══ Record extracts

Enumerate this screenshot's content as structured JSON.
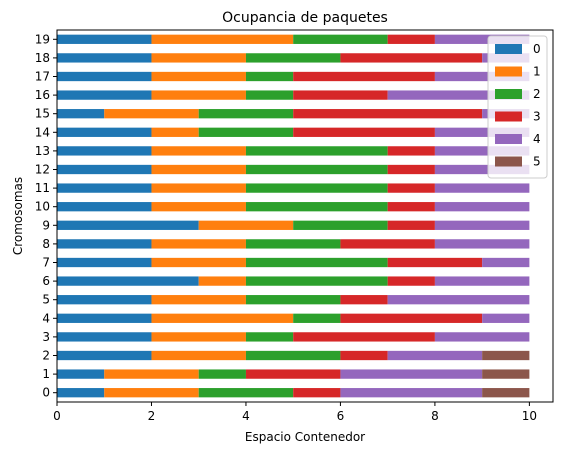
{
  "chart_data": {
    "type": "bar",
    "orientation": "horizontal",
    "stacked": true,
    "title": "Ocupancia de paquetes",
    "xlabel": "Espacio Contenedor",
    "ylabel": "Cromosomas",
    "xlim": [
      0,
      10.5
    ],
    "xticks": [
      "0",
      "2",
      "4",
      "6",
      "8",
      "10"
    ],
    "categories": [
      "0",
      "1",
      "2",
      "3",
      "4",
      "5",
      "6",
      "7",
      "8",
      "9",
      "10",
      "11",
      "12",
      "13",
      "14",
      "15",
      "16",
      "17",
      "18",
      "19"
    ],
    "legend_position": "upper-right",
    "grid": false,
    "series": [
      {
        "name": "0",
        "color": "#1f77b4",
        "values": [
          1,
          1,
          2,
          2,
          2,
          2,
          3,
          2,
          2,
          3,
          2,
          2,
          2,
          2,
          2,
          1,
          2,
          2,
          2,
          2
        ]
      },
      {
        "name": "1",
        "color": "#ff7f0e",
        "values": [
          2,
          2,
          2,
          2,
          3,
          2,
          1,
          2,
          2,
          2,
          2,
          2,
          2,
          2,
          1,
          2,
          2,
          2,
          2,
          3
        ]
      },
      {
        "name": "2",
        "color": "#2ca02c",
        "values": [
          2,
          1,
          2,
          1,
          1,
          2,
          3,
          3,
          2,
          2,
          3,
          3,
          3,
          3,
          2,
          2,
          1,
          1,
          2,
          2
        ]
      },
      {
        "name": "3",
        "color": "#d62728",
        "values": [
          1,
          2,
          1,
          3,
          3,
          1,
          1,
          2,
          2,
          1,
          1,
          1,
          1,
          1,
          3,
          4,
          2,
          3,
          3,
          1
        ]
      },
      {
        "name": "4",
        "color": "#9467bd",
        "values": [
          3,
          3,
          2,
          2,
          1,
          3,
          2,
          1,
          2,
          2,
          2,
          2,
          2,
          2,
          2,
          1,
          3,
          2,
          1,
          2
        ]
      },
      {
        "name": "5",
        "color": "#8c564b",
        "values": [
          1,
          1,
          1,
          0,
          0,
          0,
          0,
          0,
          0,
          0,
          0,
          0,
          0,
          0,
          0,
          0,
          0,
          0,
          0,
          0
        ]
      }
    ]
  }
}
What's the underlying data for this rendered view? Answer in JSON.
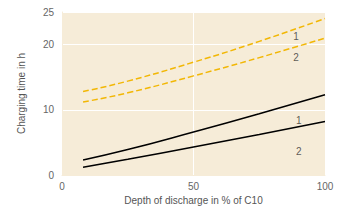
{
  "chart_data": {
    "type": "line",
    "x_label": "Depth of discharge in % of C10",
    "y_label": "Charging time in h",
    "xlim": [
      0,
      100
    ],
    "xticks": [
      0,
      50,
      100
    ],
    "ylim": [
      0,
      25
    ],
    "yticks": [
      0,
      10,
      20,
      25
    ],
    "grid": true,
    "series": [
      {
        "name": "1",
        "color": "#f2b705",
        "line_style": "dashed",
        "x": [
          8,
          25,
          50,
          75,
          100
        ],
        "values": [
          12.8,
          14.4,
          17.3,
          20.5,
          24
        ]
      },
      {
        "name": "2",
        "color": "#f2b705",
        "line_style": "dashed",
        "x": [
          8,
          25,
          50,
          75,
          100
        ],
        "values": [
          11.2,
          12.6,
          15.2,
          18,
          21
        ]
      },
      {
        "name": "1",
        "color": "#000000",
        "line_style": "solid",
        "x": [
          8,
          25,
          50,
          75,
          100
        ],
        "values": [
          2.3,
          3.9,
          6.6,
          9.4,
          12.3
        ]
      },
      {
        "name": "2",
        "color": "#000000",
        "line_style": "solid",
        "x": [
          8,
          25,
          50,
          75,
          100
        ],
        "values": [
          1.2,
          2.4,
          4.3,
          6.2,
          8.2
        ]
      }
    ],
    "annotations": [
      {
        "text": "1",
        "x": 89,
        "y": 21.3
      },
      {
        "text": "2",
        "x": 89,
        "y": 18
      },
      {
        "text": "1",
        "x": 90,
        "y": 8.4
      },
      {
        "text": "2",
        "x": 90,
        "y": 3.6
      }
    ]
  }
}
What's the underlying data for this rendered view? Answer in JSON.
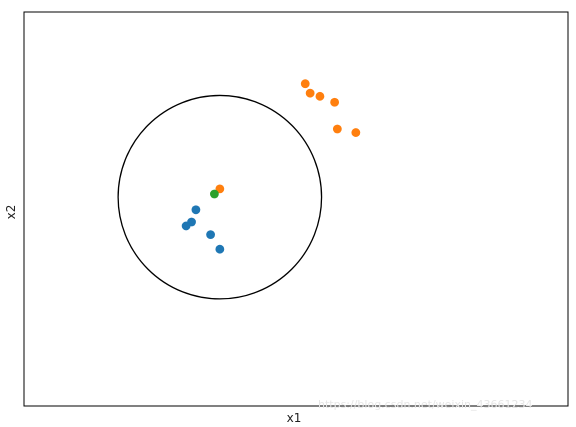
{
  "chart_data": {
    "type": "scatter",
    "xlabel": "x1",
    "ylabel": "x2",
    "grid": false,
    "xlim": [
      0,
      10
    ],
    "ylim": [
      0,
      10
    ],
    "series": [
      {
        "color": "#1f77b4",
        "points": [
          [
            3.16,
            4.98
          ],
          [
            3.08,
            4.67
          ],
          [
            2.98,
            4.57
          ],
          [
            3.43,
            4.35
          ],
          [
            3.6,
            3.98
          ]
        ]
      },
      {
        "color": "#ff7f0e",
        "points": [
          [
            5.17,
            8.18
          ],
          [
            5.26,
            7.94
          ],
          [
            5.44,
            7.86
          ],
          [
            5.71,
            7.71
          ],
          [
            5.76,
            7.03
          ],
          [
            6.1,
            6.94
          ],
          [
            3.6,
            5.51
          ]
        ]
      },
      {
        "color": "#2ca02c",
        "points": [
          [
            3.5,
            5.38
          ]
        ]
      }
    ],
    "annotations": [
      {
        "type": "circle",
        "center": [
          3.6,
          5.3
        ],
        "radius": 1.87,
        "color": "#000000"
      }
    ]
  },
  "watermark": "https://blog.csdn.net/weixin_43661234"
}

════

Print every entry exactly as written, without the pictures.

Enumerate this screenshot's content as structured JSON.
{
  "chart_data": {
    "type": "bar",
    "orientation": "horizontal",
    "stacked": true,
    "title": "Ocupancia de paquetes",
    "xlabel": "Espacio Contenedor",
    "ylabel": "Cromosomas",
    "xlim": [
      0,
      10.5
    ],
    "xticks": [
      "0",
      "2",
      "4",
      "6",
      "8",
      "10"
    ],
    "categories": [
      "0",
      "1",
      "2",
      "3",
      "4",
      "5",
      "6",
      "7",
      "8",
      "9",
      "10",
      "11",
      "12",
      "13",
      "14",
      "15",
      "16",
      "17",
      "18",
      "19"
    ],
    "legend_position": "upper-right",
    "grid": false,
    "series": [
      {
        "name": "0",
        "color": "#1f77b4",
        "values": [
          1,
          1,
          2,
          2,
          2,
          2,
          3,
          2,
          2,
          3,
          2,
          2,
          2,
          2,
          2,
          1,
          2,
          2,
          2,
          2
        ]
      },
      {
        "name": "1",
        "color": "#ff7f0e",
        "values": [
          2,
          2,
          2,
          2,
          3,
          2,
          1,
          2,
          2,
          2,
          2,
          2,
          2,
          2,
          1,
          2,
          2,
          2,
          2,
          3
        ]
      },
      {
        "name": "2",
        "color": "#2ca02c",
        "values": [
          2,
          1,
          2,
          1,
          1,
          2,
          3,
          3,
          2,
          2,
          3,
          3,
          3,
          3,
          2,
          2,
          1,
          1,
          2,
          2
        ]
      },
      {
        "name": "3",
        "color": "#d62728",
        "values": [
          1,
          2,
          1,
          3,
          3,
          1,
          1,
          2,
          2,
          1,
          1,
          1,
          1,
          1,
          3,
          4,
          2,
          3,
          3,
          1
        ]
      },
      {
        "name": "4",
        "color": "#9467bd",
        "values": [
          3,
          3,
          2,
          2,
          1,
          3,
          2,
          1,
          2,
          2,
          2,
          2,
          2,
          2,
          2,
          1,
          3,
          2,
          1,
          2
        ]
      },
      {
        "name": "5",
        "color": "#8c564b",
        "values": [
          1,
          1,
          1,
          0,
          0,
          0,
          0,
          0,
          0,
          0,
          0,
          0,
          0,
          0,
          0,
          0,
          0,
          0,
          0,
          0
        ]
      }
    ]
  }
}
What's the underlying data for this rendered view? Answer in JSON.
{
  "chart_data": {
    "type": "line",
    "x_label": "Depth of discharge in % of C10",
    "y_label": "Charging time in h",
    "xlim": [
      0,
      100
    ],
    "xticks": [
      0,
      50,
      100
    ],
    "ylim": [
      0,
      25
    ],
    "yticks": [
      0,
      10,
      20,
      25
    ],
    "grid": true,
    "series": [
      {
        "name": "1",
        "color": "#f2b705",
        "line_style": "dashed",
        "x": [
          8,
          25,
          50,
          75,
          100
        ],
        "values": [
          12.8,
          14.4,
          17.3,
          20.5,
          24
        ]
      },
      {
        "name": "2",
        "color": "#f2b705",
        "line_style": "dashed",
        "x": [
          8,
          25,
          50,
          75,
          100
        ],
        "values": [
          11.2,
          12.6,
          15.2,
          18,
          21
        ]
      },
      {
        "name": "1",
        "color": "#000000",
        "line_style": "solid",
        "x": [
          8,
          25,
          50,
          75,
          100
        ],
        "values": [
          2.3,
          3.9,
          6.6,
          9.4,
          12.3
        ]
      },
      {
        "name": "2",
        "color": "#000000",
        "line_style": "solid",
        "x": [
          8,
          25,
          50,
          75,
          100
        ],
        "values": [
          1.2,
          2.4,
          4.3,
          6.2,
          8.2
        ]
      }
    ],
    "annotations": [
      {
        "text": "1",
        "x": 89,
        "y": 21.3
      },
      {
        "text": "2",
        "x": 89,
        "y": 18
      },
      {
        "text": "1",
        "x": 90,
        "y": 8.4
      },
      {
        "text": "2",
        "x": 90,
        "y": 3.6
      }
    ]
  }
}
What's the underlying data for this rendered view? Answer in JSON.
{
  "chart_data": {
    "type": "scatter",
    "xlabel": "x1",
    "ylabel": "x2",
    "grid": false,
    "xlim": [
      0,
      10
    ],
    "ylim": [
      0,
      10
    ],
    "series": [
      {
        "color": "#1f77b4",
        "points": [
          [
            3.16,
            4.98
          ],
          [
            3.08,
            4.67
          ],
          [
            2.98,
            4.57
          ],
          [
            3.43,
            4.35
          ],
          [
            3.6,
            3.98
          ]
        ]
      },
      {
        "color": "#ff7f0e",
        "points": [
          [
            5.17,
            8.18
          ],
          [
            5.26,
            7.94
          ],
          [
            5.44,
            7.86
          ],
          [
            5.71,
            7.71
          ],
          [
            5.76,
            7.03
          ],
          [
            6.1,
            6.94
          ],
          [
            3.6,
            5.51
          ]
        ]
      },
      {
        "color": "#2ca02c",
        "points": [
          [
            3.5,
            5.38
          ]
        ]
      }
    ],
    "annotations": [
      {
        "type": "circle",
        "center": [
          3.6,
          5.3
        ],
        "radius": 1.87,
        "color": "#000000"
      }
    ]
  },
  "watermark": "https://blog.csdn.net/weixin_43661234"
}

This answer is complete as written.